What the task asks -
Comb through the entries for "name" and pull out each line that holds it.

Material provided -
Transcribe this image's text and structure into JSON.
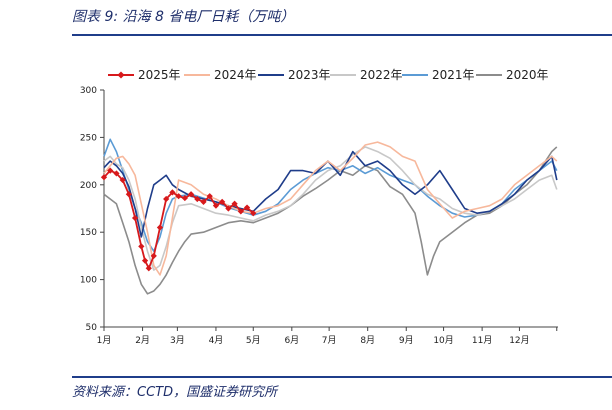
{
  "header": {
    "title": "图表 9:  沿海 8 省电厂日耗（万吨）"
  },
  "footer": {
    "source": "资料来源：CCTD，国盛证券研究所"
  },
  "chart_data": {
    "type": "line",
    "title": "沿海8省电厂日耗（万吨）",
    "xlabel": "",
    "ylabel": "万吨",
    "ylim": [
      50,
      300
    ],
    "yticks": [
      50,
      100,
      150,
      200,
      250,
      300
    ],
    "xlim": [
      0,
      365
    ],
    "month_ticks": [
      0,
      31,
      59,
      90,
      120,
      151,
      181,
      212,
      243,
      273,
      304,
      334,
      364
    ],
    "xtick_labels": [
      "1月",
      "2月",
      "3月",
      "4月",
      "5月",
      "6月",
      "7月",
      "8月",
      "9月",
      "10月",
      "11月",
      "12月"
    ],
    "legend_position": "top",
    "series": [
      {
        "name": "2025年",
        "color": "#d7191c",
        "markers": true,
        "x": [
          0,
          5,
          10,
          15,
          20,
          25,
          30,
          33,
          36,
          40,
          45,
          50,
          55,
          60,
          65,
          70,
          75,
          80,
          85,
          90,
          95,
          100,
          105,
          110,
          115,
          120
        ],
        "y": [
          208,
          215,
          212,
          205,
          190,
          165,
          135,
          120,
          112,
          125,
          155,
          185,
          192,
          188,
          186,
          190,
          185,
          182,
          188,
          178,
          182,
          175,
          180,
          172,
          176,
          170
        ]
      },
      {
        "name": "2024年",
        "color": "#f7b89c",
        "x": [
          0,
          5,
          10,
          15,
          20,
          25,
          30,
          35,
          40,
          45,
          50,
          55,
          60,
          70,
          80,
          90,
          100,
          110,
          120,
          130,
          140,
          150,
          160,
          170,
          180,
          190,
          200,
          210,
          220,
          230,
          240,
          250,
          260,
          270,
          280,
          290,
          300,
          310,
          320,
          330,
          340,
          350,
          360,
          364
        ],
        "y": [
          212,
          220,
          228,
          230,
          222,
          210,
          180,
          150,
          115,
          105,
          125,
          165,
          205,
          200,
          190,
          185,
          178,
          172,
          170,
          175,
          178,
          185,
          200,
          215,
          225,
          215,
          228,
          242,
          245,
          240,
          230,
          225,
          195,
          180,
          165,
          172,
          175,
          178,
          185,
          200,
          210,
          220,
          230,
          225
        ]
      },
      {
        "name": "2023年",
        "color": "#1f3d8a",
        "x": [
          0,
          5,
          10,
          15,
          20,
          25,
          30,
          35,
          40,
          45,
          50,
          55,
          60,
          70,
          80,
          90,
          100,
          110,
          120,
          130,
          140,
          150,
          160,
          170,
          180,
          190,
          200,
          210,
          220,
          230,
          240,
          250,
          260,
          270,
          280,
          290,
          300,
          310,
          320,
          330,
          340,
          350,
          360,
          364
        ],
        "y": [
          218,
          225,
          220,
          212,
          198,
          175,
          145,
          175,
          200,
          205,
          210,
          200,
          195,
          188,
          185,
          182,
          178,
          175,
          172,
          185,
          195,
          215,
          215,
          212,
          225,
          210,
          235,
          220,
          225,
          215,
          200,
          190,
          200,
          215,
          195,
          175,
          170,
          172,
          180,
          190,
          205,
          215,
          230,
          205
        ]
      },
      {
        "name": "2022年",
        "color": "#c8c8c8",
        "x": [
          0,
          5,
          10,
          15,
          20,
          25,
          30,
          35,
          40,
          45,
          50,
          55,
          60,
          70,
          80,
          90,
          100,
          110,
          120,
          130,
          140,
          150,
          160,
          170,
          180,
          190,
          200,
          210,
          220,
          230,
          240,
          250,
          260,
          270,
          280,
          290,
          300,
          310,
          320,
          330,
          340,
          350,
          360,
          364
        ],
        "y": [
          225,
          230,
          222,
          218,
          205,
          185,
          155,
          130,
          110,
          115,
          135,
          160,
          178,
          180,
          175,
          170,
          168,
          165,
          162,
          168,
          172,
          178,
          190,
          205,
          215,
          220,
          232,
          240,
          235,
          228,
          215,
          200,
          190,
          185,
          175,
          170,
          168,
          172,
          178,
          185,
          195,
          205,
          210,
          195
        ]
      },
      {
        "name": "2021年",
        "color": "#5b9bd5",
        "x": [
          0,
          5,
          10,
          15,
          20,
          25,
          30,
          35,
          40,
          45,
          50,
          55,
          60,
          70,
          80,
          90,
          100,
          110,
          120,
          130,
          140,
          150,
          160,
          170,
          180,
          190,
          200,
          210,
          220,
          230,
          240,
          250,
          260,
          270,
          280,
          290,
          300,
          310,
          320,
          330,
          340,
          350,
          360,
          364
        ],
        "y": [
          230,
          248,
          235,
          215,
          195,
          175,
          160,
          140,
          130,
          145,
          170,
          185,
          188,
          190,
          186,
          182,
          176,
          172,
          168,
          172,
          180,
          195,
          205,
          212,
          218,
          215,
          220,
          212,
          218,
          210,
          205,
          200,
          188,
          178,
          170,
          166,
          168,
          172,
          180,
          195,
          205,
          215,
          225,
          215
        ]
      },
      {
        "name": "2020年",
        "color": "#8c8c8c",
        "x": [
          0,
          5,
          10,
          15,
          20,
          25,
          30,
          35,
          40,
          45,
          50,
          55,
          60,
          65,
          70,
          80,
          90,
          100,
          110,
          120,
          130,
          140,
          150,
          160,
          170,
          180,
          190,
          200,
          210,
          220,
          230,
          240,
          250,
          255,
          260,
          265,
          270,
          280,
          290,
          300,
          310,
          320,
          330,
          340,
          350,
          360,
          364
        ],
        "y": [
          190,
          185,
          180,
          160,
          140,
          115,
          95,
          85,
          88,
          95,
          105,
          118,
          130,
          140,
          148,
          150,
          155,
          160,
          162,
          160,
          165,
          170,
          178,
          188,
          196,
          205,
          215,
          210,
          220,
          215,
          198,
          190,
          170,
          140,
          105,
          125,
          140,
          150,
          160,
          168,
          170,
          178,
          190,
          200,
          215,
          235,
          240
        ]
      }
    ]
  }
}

--

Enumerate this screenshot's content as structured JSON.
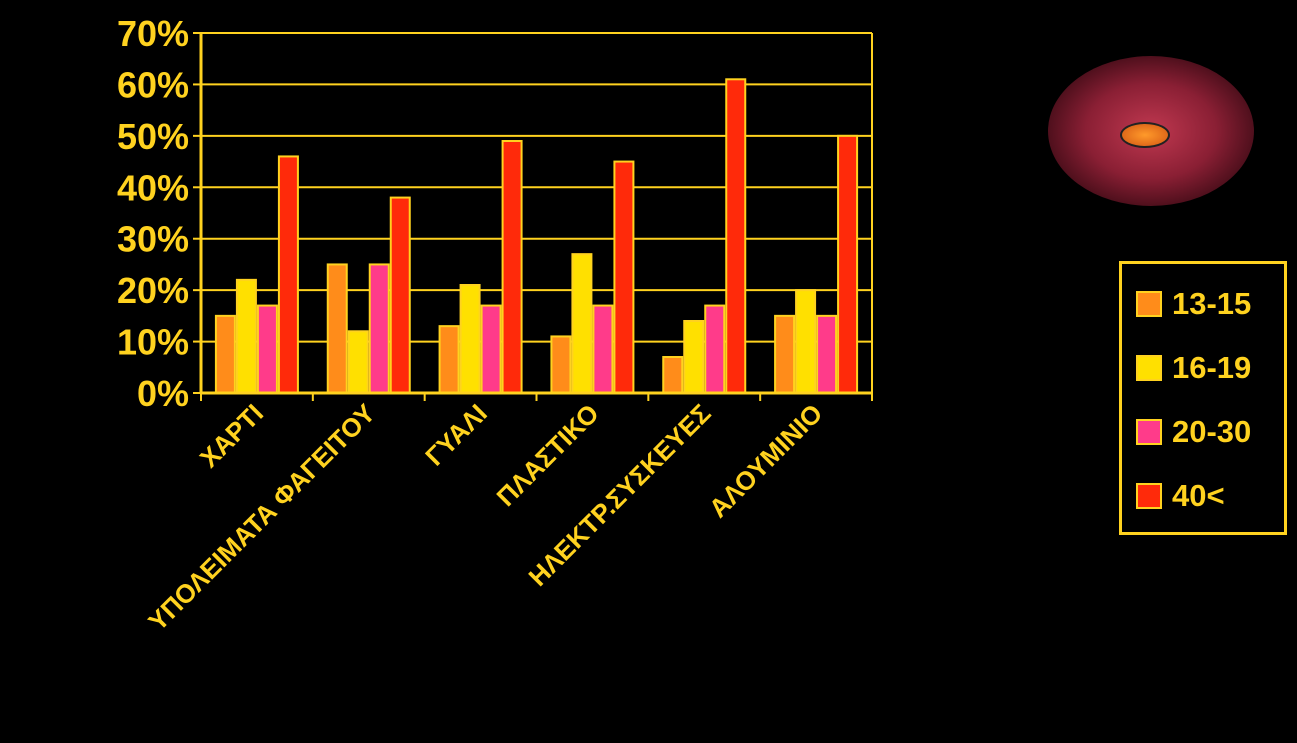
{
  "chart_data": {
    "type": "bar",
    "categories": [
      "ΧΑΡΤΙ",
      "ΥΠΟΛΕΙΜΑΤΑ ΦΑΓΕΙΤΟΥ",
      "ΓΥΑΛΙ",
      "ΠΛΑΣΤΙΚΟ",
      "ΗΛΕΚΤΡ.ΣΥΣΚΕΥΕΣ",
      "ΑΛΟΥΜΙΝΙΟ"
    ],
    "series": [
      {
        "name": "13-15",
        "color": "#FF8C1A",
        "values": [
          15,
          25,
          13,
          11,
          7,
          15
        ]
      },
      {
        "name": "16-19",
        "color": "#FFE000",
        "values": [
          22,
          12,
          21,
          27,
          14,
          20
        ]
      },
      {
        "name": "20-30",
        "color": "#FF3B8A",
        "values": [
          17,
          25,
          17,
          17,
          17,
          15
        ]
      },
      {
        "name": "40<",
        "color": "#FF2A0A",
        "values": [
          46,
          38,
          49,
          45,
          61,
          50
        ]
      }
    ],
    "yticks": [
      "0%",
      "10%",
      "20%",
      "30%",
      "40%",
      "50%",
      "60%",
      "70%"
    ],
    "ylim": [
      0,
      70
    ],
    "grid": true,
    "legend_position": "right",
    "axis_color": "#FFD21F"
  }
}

Reply to the task -
        "name": "2025年",
        "name": "2024年",
        "name": "2023年",
        "name": "2022年",
        "name": "2021年",
        "name": "2020年",
        "name": "13-15",
        "name": "16-19",
        "name": "20-30",
        "name": "40<",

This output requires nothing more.